__Exercise instructions__
Determine the number of lines that contain the word "времени", then state that number and nothing more.

** Begin Extracted information **

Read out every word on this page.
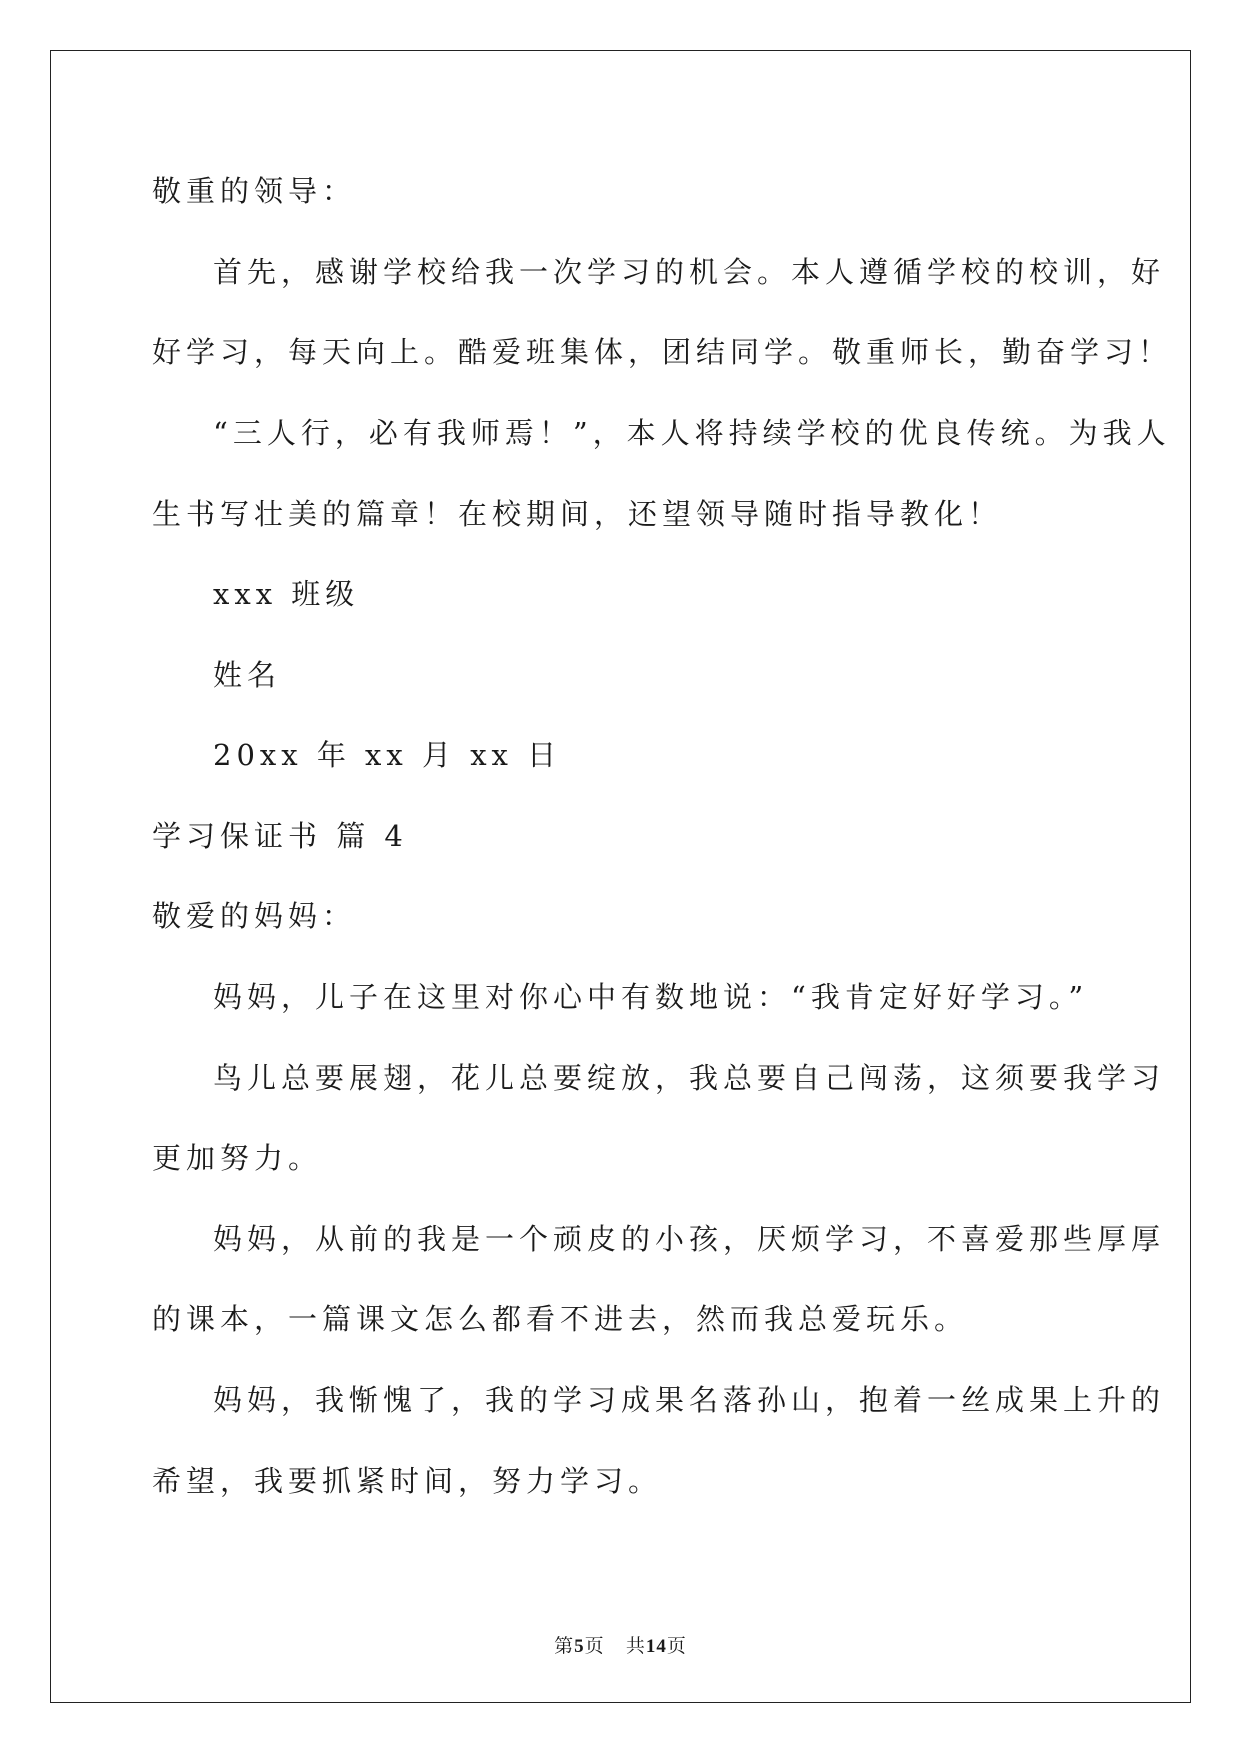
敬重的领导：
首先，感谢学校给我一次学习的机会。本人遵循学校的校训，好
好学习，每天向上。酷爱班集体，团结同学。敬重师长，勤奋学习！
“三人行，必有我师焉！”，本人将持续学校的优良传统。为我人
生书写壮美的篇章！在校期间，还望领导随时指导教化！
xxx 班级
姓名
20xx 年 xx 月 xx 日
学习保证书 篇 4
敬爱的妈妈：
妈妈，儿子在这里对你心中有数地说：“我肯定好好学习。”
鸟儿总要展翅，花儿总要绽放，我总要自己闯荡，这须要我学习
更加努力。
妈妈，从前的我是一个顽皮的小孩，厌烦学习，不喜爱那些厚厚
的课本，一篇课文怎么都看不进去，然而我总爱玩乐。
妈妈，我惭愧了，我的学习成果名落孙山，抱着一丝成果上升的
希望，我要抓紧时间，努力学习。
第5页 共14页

** End Extracted information **
** Begin Extracted information **

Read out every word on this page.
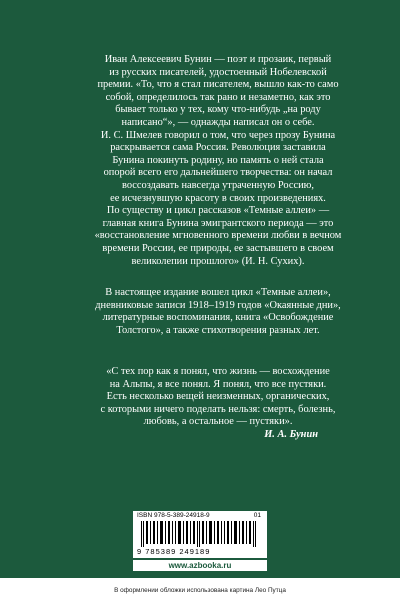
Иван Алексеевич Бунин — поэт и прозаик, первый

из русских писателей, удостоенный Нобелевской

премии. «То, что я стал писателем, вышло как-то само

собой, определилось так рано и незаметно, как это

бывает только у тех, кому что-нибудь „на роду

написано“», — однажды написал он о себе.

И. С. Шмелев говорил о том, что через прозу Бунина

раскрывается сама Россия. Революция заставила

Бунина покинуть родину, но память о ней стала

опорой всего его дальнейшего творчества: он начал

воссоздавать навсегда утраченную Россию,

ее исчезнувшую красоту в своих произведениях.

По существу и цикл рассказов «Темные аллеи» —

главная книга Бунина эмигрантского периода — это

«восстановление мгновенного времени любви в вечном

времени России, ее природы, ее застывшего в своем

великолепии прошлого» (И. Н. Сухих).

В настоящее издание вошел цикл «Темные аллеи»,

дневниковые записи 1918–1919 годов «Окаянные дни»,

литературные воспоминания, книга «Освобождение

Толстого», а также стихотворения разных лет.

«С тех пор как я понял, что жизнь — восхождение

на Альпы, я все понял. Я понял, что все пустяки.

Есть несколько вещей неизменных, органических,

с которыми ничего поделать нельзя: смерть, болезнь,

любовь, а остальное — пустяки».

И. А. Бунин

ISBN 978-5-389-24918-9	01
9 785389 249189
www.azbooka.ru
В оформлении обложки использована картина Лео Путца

** End Extracted information **

__Written reply__
2